EXTRACT PROVIDED.
BEGIN

A canonical URL is a webpage that is the best representative of a group of duplicate or near-duplicate webpages.

The canonical link element helps solve duplicate content issues by signaling to search engines like Google which webpage is the original or best pick out of a group of pages that are duplicate or near duplicate.

Google defines canonical URL as:

“A canonical URL is the URL of the best representative page from a group of duplicate pages, according to Google. For example, if you have two URLs for the same page (for example: example.com?dress=1234 and example.com/dresses/1234), Google chooses one as canonical. Similarly, if you have multiple pages that are nearly identical, Google can group them together (for example, pages that differ only by the sorting or filtering of the contents, such as by price or item color). (You might hear the term “canonical page” used occasionally, but that is technically incorrect, as it is a specific URL that is actually canonical.)
The canonical can be in a different domain than a duplicate (such as en.example.com and fr.example.com).”

The hope is that the canonical URL is the webpage that receives the SEO benefit. And while you can indicate a canonical URL, Google states that none of them are required:

“While we encourage you to use these methods, none of them are required; your site will likely do just fine without specifying a canonical preference. That’s because if you don’t specify a canonical URL, Google will identify which version of the URL is objectively the best version to show to users in Search.”

END

[Spatial annotation records]
BEGIN

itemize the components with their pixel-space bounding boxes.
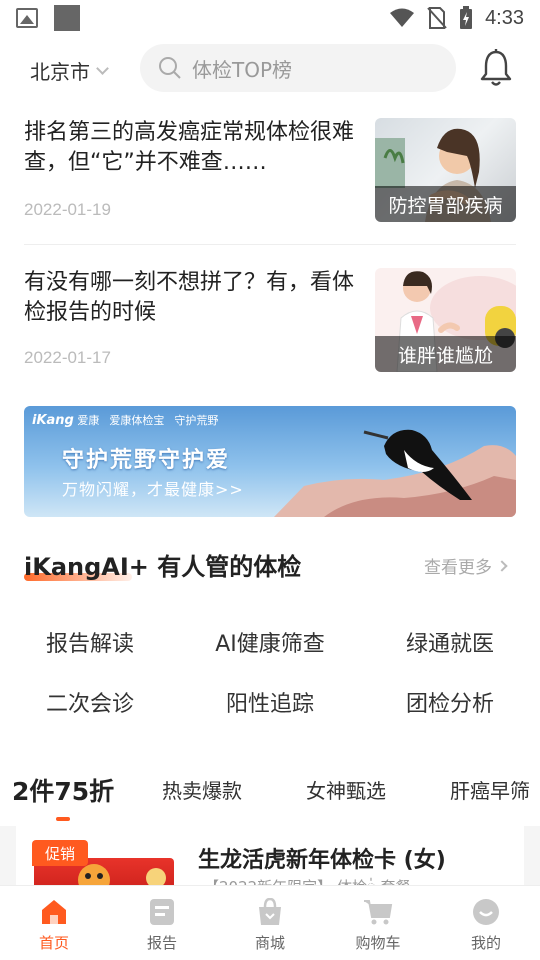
nav-label: 购物车 xyxy=(355,934,401,952)
bell-icon[interactable] xyxy=(478,48,514,88)
bottom-nav: 首页 报告 商城 购物车 我的 xyxy=(0,885,540,960)
tab-hot-sales[interactable]: 热卖爆款 xyxy=(162,775,242,804)
service-positive-tracking[interactable]: 阳性追踪 xyxy=(190,686,350,718)
nav-cart[interactable]: 购物车 xyxy=(324,886,432,960)
status-bar: 4:33 xyxy=(0,0,540,36)
nav-report[interactable]: 报告 xyxy=(108,886,216,960)
status-time: 4:33 xyxy=(485,6,524,29)
article-title: 排名第三的高发癌症常规体检很难查，但“它”并不难查…… xyxy=(24,120,355,175)
nav-mall[interactable]: 商城 xyxy=(216,886,324,960)
ikang-app-logo: 爱康体检宝 xyxy=(109,414,165,427)
nav-label: 报告 xyxy=(146,934,177,952)
promo-badge: 促销 xyxy=(32,840,88,866)
image-icon xyxy=(16,8,38,28)
article-thumbnail: 防控胃部疾病 xyxy=(375,118,516,222)
service-report-reading[interactable]: 报告解读 xyxy=(10,626,170,658)
banner-logos: iKang 爱康 爱康体检宝 守护荒野 xyxy=(32,412,218,428)
chevron-down-icon xyxy=(96,61,109,75)
article-title: 有没有哪一刻不想拼了？有，看体检报告的时候 xyxy=(24,270,355,325)
banner-headline: 守护荒野守护爱 xyxy=(62,448,231,473)
nav-label: 商城 xyxy=(254,934,285,952)
cart-icon xyxy=(364,900,393,925)
active-tab-indicator xyxy=(56,817,70,821)
ikang-logo-cn: 爱康 xyxy=(77,414,100,427)
city-selector[interactable]: 北京市 xyxy=(30,56,109,85)
promo-banner[interactable]: iKang 爱康 爱康体检宝 守护荒野 守护荒野守护爱 万物闪耀，才最健康>> xyxy=(24,406,516,517)
banner-subline: 万物闪耀，才最健康>> xyxy=(62,480,244,499)
article-date: 2022-01-17 xyxy=(24,348,111,367)
search-bar[interactable]: 体检TOP榜 xyxy=(140,44,456,92)
nav-me[interactable]: 我的 xyxy=(432,886,540,960)
no-sim-icon xyxy=(427,7,447,29)
article-card[interactable]: 有没有哪一刻不想拼了？有，看体检报告的时候 2022-01-17 谁胖谁尴尬 xyxy=(24,268,516,372)
profile-icon xyxy=(473,899,499,925)
product-title: 生龙活虎新年体检卡 (女) xyxy=(198,848,446,873)
article-card[interactable]: 排名第三的高发癌症常规体检很难查，但“它”并不难查…… 2022-01-19 防… xyxy=(24,118,516,228)
search-icon xyxy=(159,57,181,79)
wifi-icon xyxy=(390,8,415,27)
section-title: iKangAI+ 有人管的体检 xyxy=(24,553,302,581)
tab-2-for-75-off[interactable]: 2件75折 xyxy=(12,772,114,808)
nav-home[interactable]: 首页 xyxy=(0,886,108,960)
battery-charging-icon xyxy=(460,6,473,29)
article-thumbnail: 谁胖谁尴尬 xyxy=(375,268,516,372)
nav-label: 首页 xyxy=(38,934,69,952)
thumbnail-caption: 防控胃部疾病 xyxy=(375,186,516,222)
divider xyxy=(24,244,516,245)
tab-goddess-picks[interactable]: 女神甄选 xyxy=(306,775,386,804)
article-date: 2022-01-19 xyxy=(24,200,111,219)
see-more-label: 查看更多 xyxy=(424,558,492,578)
city-label: 北京市 xyxy=(30,60,90,84)
square-icon xyxy=(54,5,80,31)
service-group-analysis[interactable]: 团检分析 xyxy=(370,686,530,718)
service-green-channel[interactable]: 绿通就医 xyxy=(370,626,530,658)
shopping-bag-icon xyxy=(259,898,281,925)
wilderness-logo: 守护荒野 xyxy=(174,414,219,427)
service-ai-screening[interactable]: AI健康筛查 xyxy=(190,626,350,658)
chevron-right-icon xyxy=(496,559,508,572)
header: 北京市 体检TOP榜 xyxy=(0,42,540,94)
service-second-opinion[interactable]: 二次会诊 xyxy=(10,686,170,718)
thumbnail-caption: 谁胖谁尴尬 xyxy=(375,336,516,372)
search-placeholder: 体检TOP榜 xyxy=(192,57,293,82)
see-more-link[interactable]: 查看更多 xyxy=(424,553,508,578)
report-icon xyxy=(150,899,174,925)
tab-liver-cancer-screening[interactable]: 肝癌早筛 xyxy=(450,775,530,804)
ikang-logo: iKang xyxy=(32,413,74,428)
home-icon xyxy=(42,900,66,924)
nav-label: 我的 xyxy=(470,934,501,952)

END

TASK REQUIREMENTS.
Pick up the text on canonical URLs after its last sentence and continue writing it.

IN RESPONSE.
Google goes into more detail on how it chooses the canonical URL in this video:

In the video, Google’s John Mueller states that Google picks the canonical URL by following two general guidelines:

Which URL does it look like the site wants Google to use?
Which URL would be more useful for the user?

When in doubt, you can use the URL Inspection tool in Google Search Console to find out which page Google considers the canonical.

When to Use a Canonical URL

A canonical URL is for solving duplicate content issues. These duplicate content issues could be on your site or they could be shared with other websites.

Duplicate content is an SEO no-no, and you can learn more about that in: Is Duplicate Content Bad for Search Engine Rankings?

Some reasons to use the canonical link element:

Specify which webpage you want in the search results.
Consolidate link signals for similar or duplicate webpages.
Simplify tracking methods for a product or topic.
Preserve crawl budget.

It used to be that the canonical link element was used often if you were to syndicate content across third-party publishers.

Today, Google says:

“The canonical link element is not recommended for those who wish to avoid duplication by syndication partners, because the pages are often very different.

The most effective solution is for partners to block indexing of your content.

For more, see Avoid article duplication in Google News, which also has advice about blocking syndicated content from Google Search.”

Google gives a list of do’s and don’ts when it comes to canonicalization in its help file:

Don’t use the robots.txt file for canonicalization purposes.

Don’t use the URL removal tool for canonicalization. It hides all versions of a URL from Search.

Don’t specify different URLs as canonical for the same page using different canonicalization techniques (for example, don’t specify one URL in a sitemap, but a different URL for that same page using rel=”canonical”).

We don’t recommend using noindex to prevent selection of a canonical page within a single site, because it will completely block the page from Search. rel=”canonical” link annotations are the preferred solution.

If you’re using hreflang elements, make sure to specify a canonical page in the same language, or the best possible substitute language if a canonical page doesn’t exist for the same language.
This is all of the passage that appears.